## YOUR INSTRUCTIONS
Restate, word for word, each entry that follows, but skip its pictures.

## LISTED ENTRIES
--- START ---
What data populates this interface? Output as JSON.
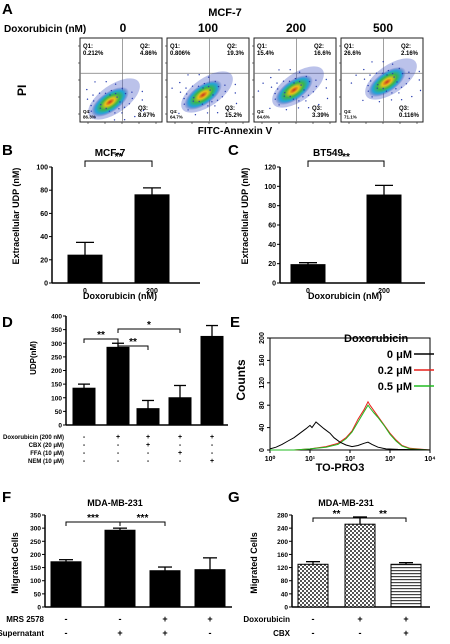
{
  "panelA": {
    "letter": "A",
    "title": "MCF-7",
    "dox_label": "Doxorubicin (nM)",
    "doses": [
      "0",
      "100",
      "200",
      "500"
    ],
    "ylabel": "PI",
    "xlabel": "FITC-Annexin V",
    "plots": [
      {
        "q1": "Q1:\n0.212%",
        "q2": "Q2:\n4.86%",
        "q3": "Q3:\n8.67%",
        "q4": "Q4:\n86.3%"
      },
      {
        "q1": "Q1:\n0.806%",
        "q2": "Q2:\n19.3%",
        "q3": "Q3:\n15.2%",
        "q4": "Q4:\n64.7%"
      },
      {
        "q1": "Q1:\n15.4%",
        "q2": "Q2:\n16.6%",
        "q3": "Q3:\n3.39%",
        "q4": "Q4:\n64.6%"
      },
      {
        "q1": "Q1:\n26.6%",
        "q2": "Q2:\n2.16%",
        "q3": "Q3:\n0.116%",
        "q4": "Q4:\n71.1%"
      }
    ]
  },
  "panelB": {
    "letter": "B",
    "title": "MCF-7",
    "sig": "**",
    "ylabel": "Extracellular UDP (nM)",
    "xlabel": "Doxorubicin (nM)"
  },
  "panelC": {
    "letter": "C",
    "title": "BT549",
    "sig": "**",
    "ylabel": "Extracellular UDP (nM)",
    "xlabel": "Doxorubicin (nM)"
  },
  "panelD": {
    "letter": "D",
    "ylabel": "UDP(nM)",
    "sig1": "**",
    "sig2": "*",
    "sig3": "**",
    "rows": [
      {
        "label": "Doxorubicin (200 nM)",
        "signs": [
          "-",
          "+",
          "+",
          "+",
          "+"
        ]
      },
      {
        "label": "CBX (20 μM)",
        "signs": [
          "-",
          "-",
          "+",
          "-",
          "-"
        ]
      },
      {
        "label": "FFA (10 μM)",
        "signs": [
          "-",
          "-",
          "-",
          "+",
          "-"
        ]
      },
      {
        "label": "NEM (10 μM)",
        "signs": [
          "-",
          "-",
          "-",
          "-",
          "+"
        ]
      }
    ]
  },
  "panelE": {
    "letter": "E",
    "ylabel": "Counts",
    "xlabel": "TO-PRO3",
    "legend_title": "Doxorubicin",
    "series": [
      {
        "name": "0 μM",
        "color": "#000000"
      },
      {
        "name": "0.2 μM",
        "color": "#e8201c"
      },
      {
        "name": "0.5 μM",
        "color": "#22bb22"
      }
    ],
    "yticks": [
      "0",
      "40",
      "80",
      "120",
      "160",
      "200"
    ],
    "xticks": [
      "10⁰",
      "10¹",
      "10²",
      "10³",
      "10⁴"
    ]
  },
  "panelF": {
    "letter": "F",
    "title": "MDA-MB-231",
    "ylabel": "Migrated Cells",
    "sig1": "***",
    "sig2": "***",
    "rows": [
      {
        "label": "MRS 2578",
        "signs": [
          "-",
          "-",
          "+",
          "+"
        ]
      },
      {
        "label": "Supernatant",
        "signs": [
          "-",
          "+",
          "+",
          "-"
        ]
      }
    ]
  },
  "panelG": {
    "letter": "G",
    "title": "MDA-MB-231",
    "ylabel": "Migrated Cells",
    "sig1": "**",
    "sig2": "**",
    "rows": [
      {
        "label": "Doxorubicin",
        "signs": [
          "-",
          "+",
          "+"
        ]
      },
      {
        "label": "CBX",
        "signs": [
          "-",
          "-",
          "+"
        ]
      }
    ]
  },
  "chart_data": [
    {
      "type": "bar",
      "title": "MCF-7",
      "xlabel": "Doxorubicin (nM)",
      "ylabel": "Extracellular UDP (nM)",
      "categories": [
        "0",
        "200"
      ],
      "values": [
        24,
        76
      ],
      "errors": [
        11,
        6
      ],
      "ylim": [
        0,
        100
      ],
      "yticks": [
        0,
        20,
        40,
        60,
        80,
        100
      ]
    },
    {
      "type": "bar",
      "title": "BT549",
      "xlabel": "Doxorubicin (nM)",
      "ylabel": "Extracellular UDP (nM)",
      "categories": [
        "0",
        "200"
      ],
      "values": [
        19,
        91
      ],
      "errors": [
        2,
        10
      ],
      "ylim": [
        0,
        120
      ],
      "yticks": [
        0,
        20,
        40,
        60,
        80,
        100,
        120
      ]
    },
    {
      "type": "bar",
      "ylabel": "UDP(nM)",
      "categories": [
        "1",
        "2",
        "3",
        "4",
        "5"
      ],
      "values": [
        135,
        285,
        60,
        100,
        325
      ],
      "errors": [
        15,
        15,
        30,
        45,
        40
      ],
      "ylim": [
        0,
        400
      ],
      "yticks": [
        0,
        50,
        100,
        150,
        200,
        250,
        300,
        350,
        400
      ]
    },
    {
      "type": "bar",
      "title": "MDA-MB-231",
      "ylabel": "Migrated Cells",
      "categories": [
        "1",
        "2",
        "3",
        "4"
      ],
      "values": [
        172,
        292,
        138,
        142
      ],
      "errors": [
        8,
        8,
        14,
        45
      ],
      "ylim": [
        0,
        350
      ],
      "yticks": [
        0,
        50,
        100,
        150,
        200,
        250,
        300,
        350
      ]
    },
    {
      "type": "bar",
      "title": "MDA-MB-231",
      "ylabel": "Migrated Cells",
      "categories": [
        "1",
        "2",
        "3"
      ],
      "values": [
        130,
        252,
        130
      ],
      "errors": [
        8,
        22,
        5
      ],
      "ylim": [
        0,
        280
      ],
      "yticks": [
        0,
        40,
        80,
        120,
        160,
        200,
        240,
        280
      ]
    }
  ]
}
--- END ---
## WRITTEN REPLY
What data populates this interface? Output as JSON.
{
  "panelA": {
    "letter": "A",
    "title": "MCF-7",
    "dox_label": "Doxorubicin (nM)",
    "doses": [
      "0",
      "100",
      "200",
      "500"
    ],
    "ylabel": "PI",
    "xlabel": "FITC-Annexin V",
    "plots": [
      {
        "q1": "Q1:\n0.212%",
        "q2": "Q2:\n4.86%",
        "q3": "Q3:\n8.67%",
        "q4": "Q4:\n86.3%"
      },
      {
        "q1": "Q1:\n0.806%",
        "q2": "Q2:\n19.3%",
        "q3": "Q3:\n15.2%",
        "q4": "Q4:\n64.7%"
      },
      {
        "q1": "Q1:\n15.4%",
        "q2": "Q2:\n16.6%",
        "q3": "Q3:\n3.39%",
        "q4": "Q4:\n64.6%"
      },
      {
        "q1": "Q1:\n26.6%",
        "q2": "Q2:\n2.16%",
        "q3": "Q3:\n0.116%",
        "q4": "Q4:\n71.1%"
      }
    ]
  },
  "panelB": {
    "letter": "B",
    "title": "MCF-7",
    "sig": "**",
    "ylabel": "Extracellular UDP (nM)",
    "xlabel": "Doxorubicin (nM)"
  },
  "panelC": {
    "letter": "C",
    "title": "BT549",
    "sig": "**",
    "ylabel": "Extracellular UDP (nM)",
    "xlabel": "Doxorubicin (nM)"
  },
  "panelD": {
    "letter": "D",
    "ylabel": "UDP(nM)",
    "sig1": "**",
    "sig2": "*",
    "sig3": "**",
    "rows": [
      {
        "label": "Doxorubicin (200 nM)",
        "signs": [
          "-",
          "+",
          "+",
          "+",
          "+"
        ]
      },
      {
        "label": "CBX (20 μM)",
        "signs": [
          "-",
          "-",
          "+",
          "-",
          "-"
        ]
      },
      {
        "label": "FFA (10 μM)",
        "signs": [
          "-",
          "-",
          "-",
          "+",
          "-"
        ]
      },
      {
        "label": "NEM (10 μM)",
        "signs": [
          "-",
          "-",
          "-",
          "-",
          "+"
        ]
      }
    ]
  },
  "panelE": {
    "letter": "E",
    "ylabel": "Counts",
    "xlabel": "TO-PRO3",
    "legend_title": "Doxorubicin",
    "series": [
      {
        "name": "0 μM",
        "color": "#000000"
      },
      {
        "name": "0.2 μM",
        "color": "#e8201c"
      },
      {
        "name": "0.5 μM",
        "color": "#22bb22"
      }
    ],
    "yticks": [
      "0",
      "40",
      "80",
      "120",
      "160",
      "200"
    ],
    "xticks": [
      "10⁰",
      "10¹",
      "10²",
      "10³",
      "10⁴"
    ]
  },
  "panelF": {
    "letter": "F",
    "title": "MDA-MB-231",
    "ylabel": "Migrated Cells",
    "sig1": "***",
    "sig2": "***",
    "rows": [
      {
        "label": "MRS 2578",
        "signs": [
          "-",
          "-",
          "+",
          "+"
        ]
      },
      {
        "label": "Supernatant",
        "signs": [
          "-",
          "+",
          "+",
          "-"
        ]
      }
    ]
  },
  "panelG": {
    "letter": "G",
    "title": "MDA-MB-231",
    "ylabel": "Migrated Cells",
    "sig1": "**",
    "sig2": "**",
    "rows": [
      {
        "label": "Doxorubicin",
        "signs": [
          "-",
          "+",
          "+"
        ]
      },
      {
        "label": "CBX",
        "signs": [
          "-",
          "-",
          "+"
        ]
      }
    ]
  },
  "chart_data": [
    {
      "type": "bar",
      "title": "MCF-7",
      "xlabel": "Doxorubicin (nM)",
      "ylabel": "Extracellular UDP (nM)",
      "categories": [
        "0",
        "200"
      ],
      "values": [
        24,
        76
      ],
      "errors": [
        11,
        6
      ],
      "ylim": [
        0,
        100
      ],
      "yticks": [
        0,
        20,
        40,
        60,
        80,
        100
      ]
    },
    {
      "type": "bar",
      "title": "BT549",
      "xlabel": "Doxorubicin (nM)",
      "ylabel": "Extracellular UDP (nM)",
      "categories": [
        "0",
        "200"
      ],
      "values": [
        19,
        91
      ],
      "errors": [
        2,
        10
      ],
      "ylim": [
        0,
        120
      ],
      "yticks": [
        0,
        20,
        40,
        60,
        80,
        100,
        120
      ]
    },
    {
      "type": "bar",
      "ylabel": "UDP(nM)",
      "categories": [
        "1",
        "2",
        "3",
        "4",
        "5"
      ],
      "values": [
        135,
        285,
        60,
        100,
        325
      ],
      "errors": [
        15,
        15,
        30,
        45,
        40
      ],
      "ylim": [
        0,
        400
      ],
      "yticks": [
        0,
        50,
        100,
        150,
        200,
        250,
        300,
        350,
        400
      ]
    },
    {
      "type": "bar",
      "title": "MDA-MB-231",
      "ylabel": "Migrated Cells",
      "categories": [
        "1",
        "2",
        "3",
        "4"
      ],
      "values": [
        172,
        292,
        138,
        142
      ],
      "errors": [
        8,
        8,
        14,
        45
      ],
      "ylim": [
        0,
        350
      ],
      "yticks": [
        0,
        50,
        100,
        150,
        200,
        250,
        300,
        350
      ]
    },
    {
      "type": "bar",
      "title": "MDA-MB-231",
      "ylabel": "Migrated Cells",
      "categories": [
        "1",
        "2",
        "3"
      ],
      "values": [
        130,
        252,
        130
      ],
      "errors": [
        8,
        22,
        5
      ],
      "ylim": [
        0,
        280
      ],
      "yticks": [
        0,
        40,
        80,
        120,
        160,
        200,
        240,
        280
      ]
    }
  ]
}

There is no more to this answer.